(Required work): Return, without any alteration, the entries starting at the first one and ending at the line containing "bar-value-label: 1.8X: [765, 158, 792, 173]", both included.

[Rows from a dataset]
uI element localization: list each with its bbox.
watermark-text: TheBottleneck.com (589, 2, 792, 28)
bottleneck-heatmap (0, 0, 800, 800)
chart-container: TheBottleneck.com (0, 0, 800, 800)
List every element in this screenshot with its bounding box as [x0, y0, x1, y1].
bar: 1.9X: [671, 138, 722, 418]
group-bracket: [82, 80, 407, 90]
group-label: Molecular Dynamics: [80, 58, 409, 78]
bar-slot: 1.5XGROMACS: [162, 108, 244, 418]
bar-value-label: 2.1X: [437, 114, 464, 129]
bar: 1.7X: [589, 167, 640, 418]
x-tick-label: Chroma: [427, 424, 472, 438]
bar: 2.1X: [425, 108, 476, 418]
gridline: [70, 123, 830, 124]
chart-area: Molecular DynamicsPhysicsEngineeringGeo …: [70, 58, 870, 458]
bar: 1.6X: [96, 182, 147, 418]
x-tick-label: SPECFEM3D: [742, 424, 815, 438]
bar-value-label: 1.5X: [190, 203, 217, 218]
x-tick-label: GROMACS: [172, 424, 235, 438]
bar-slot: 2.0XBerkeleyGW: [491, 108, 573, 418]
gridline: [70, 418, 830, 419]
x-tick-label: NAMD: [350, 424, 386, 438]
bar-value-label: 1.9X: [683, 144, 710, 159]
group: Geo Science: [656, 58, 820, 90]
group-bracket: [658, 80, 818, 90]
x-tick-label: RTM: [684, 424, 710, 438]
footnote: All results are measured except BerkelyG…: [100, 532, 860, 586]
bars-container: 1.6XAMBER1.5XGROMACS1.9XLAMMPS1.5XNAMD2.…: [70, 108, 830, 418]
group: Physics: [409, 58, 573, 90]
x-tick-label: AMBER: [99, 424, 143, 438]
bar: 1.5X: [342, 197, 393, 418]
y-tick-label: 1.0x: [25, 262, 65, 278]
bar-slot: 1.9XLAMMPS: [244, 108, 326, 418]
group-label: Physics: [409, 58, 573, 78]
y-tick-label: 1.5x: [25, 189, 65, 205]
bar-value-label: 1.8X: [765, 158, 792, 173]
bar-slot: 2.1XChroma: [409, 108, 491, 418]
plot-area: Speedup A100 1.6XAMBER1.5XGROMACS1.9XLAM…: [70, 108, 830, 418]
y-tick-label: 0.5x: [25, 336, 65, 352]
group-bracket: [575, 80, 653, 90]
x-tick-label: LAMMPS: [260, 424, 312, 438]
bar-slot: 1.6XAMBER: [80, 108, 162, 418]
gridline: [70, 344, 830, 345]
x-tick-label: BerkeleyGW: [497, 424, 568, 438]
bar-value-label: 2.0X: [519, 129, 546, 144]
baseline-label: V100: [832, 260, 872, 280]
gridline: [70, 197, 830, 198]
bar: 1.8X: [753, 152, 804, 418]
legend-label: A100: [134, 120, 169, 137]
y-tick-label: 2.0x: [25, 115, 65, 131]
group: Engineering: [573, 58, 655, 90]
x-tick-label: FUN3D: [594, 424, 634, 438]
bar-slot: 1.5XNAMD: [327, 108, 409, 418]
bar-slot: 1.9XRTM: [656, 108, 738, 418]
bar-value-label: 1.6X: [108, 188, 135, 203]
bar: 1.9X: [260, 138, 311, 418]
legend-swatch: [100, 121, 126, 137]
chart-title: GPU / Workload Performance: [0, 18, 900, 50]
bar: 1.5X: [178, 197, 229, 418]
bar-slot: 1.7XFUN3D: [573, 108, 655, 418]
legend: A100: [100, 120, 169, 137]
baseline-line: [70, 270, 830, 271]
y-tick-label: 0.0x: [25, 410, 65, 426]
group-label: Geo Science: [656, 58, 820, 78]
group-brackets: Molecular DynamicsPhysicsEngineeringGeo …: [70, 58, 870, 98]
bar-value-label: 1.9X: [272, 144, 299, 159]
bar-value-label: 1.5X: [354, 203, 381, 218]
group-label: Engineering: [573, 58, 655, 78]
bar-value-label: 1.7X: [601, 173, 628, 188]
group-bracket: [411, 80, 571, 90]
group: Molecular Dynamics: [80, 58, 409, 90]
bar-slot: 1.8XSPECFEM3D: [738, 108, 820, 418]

(Exercise response):
uI element localization: list each with its bbox.
watermark-text: TheBottleneck.com (589, 2, 792, 28)
bottleneck-heatmap (0, 0, 800, 800)
chart-container: TheBottleneck.com (0, 0, 800, 800)
List every element in this screenshot with its bounding box as [x0, y0, x1, y1].
bar: 1.9X: [671, 138, 722, 418]
group-bracket: [82, 80, 407, 90]
group-label: Molecular Dynamics: [80, 58, 409, 78]
bar-slot: 1.5XGROMACS: [162, 108, 244, 418]
bar-value-label: 2.1X: [437, 114, 464, 129]
bar: 1.7X: [589, 167, 640, 418]
x-tick-label: Chroma: [427, 424, 472, 438]
bar: 2.1X: [425, 108, 476, 418]
gridline: [70, 123, 830, 124]
chart-area: Molecular DynamicsPhysicsEngineeringGeo …: [70, 58, 870, 458]
bar: 1.6X: [96, 182, 147, 418]
x-tick-label: SPECFEM3D: [742, 424, 815, 438]
bar-value-label: 1.5X: [190, 203, 217, 218]
x-tick-label: GROMACS: [172, 424, 235, 438]
bar-slot: 2.0XBerkeleyGW: [491, 108, 573, 418]
gridline: [70, 418, 830, 419]
x-tick-label: NAMD: [350, 424, 386, 438]
bar-value-label: 1.9X: [683, 144, 710, 159]
group: Geo Science: [656, 58, 820, 90]
group-bracket: [658, 80, 818, 90]
x-tick-label: RTM: [684, 424, 710, 438]
footnote: All results are measured except BerkelyG…: [100, 532, 860, 586]
bars-container: 1.6XAMBER1.5XGROMACS1.9XLAMMPS1.5XNAMD2.…: [70, 108, 830, 418]
group: Physics: [409, 58, 573, 90]
x-tick-label: AMBER: [99, 424, 143, 438]
bar: 1.5X: [342, 197, 393, 418]
y-tick-label: 1.0x: [25, 262, 65, 278]
bar-slot: 1.9XLAMMPS: [244, 108, 326, 418]
group-label: Physics: [409, 58, 573, 78]
y-tick-label: 1.5x: [25, 189, 65, 205]
bar-value-label: 1.8X: [765, 158, 792, 173]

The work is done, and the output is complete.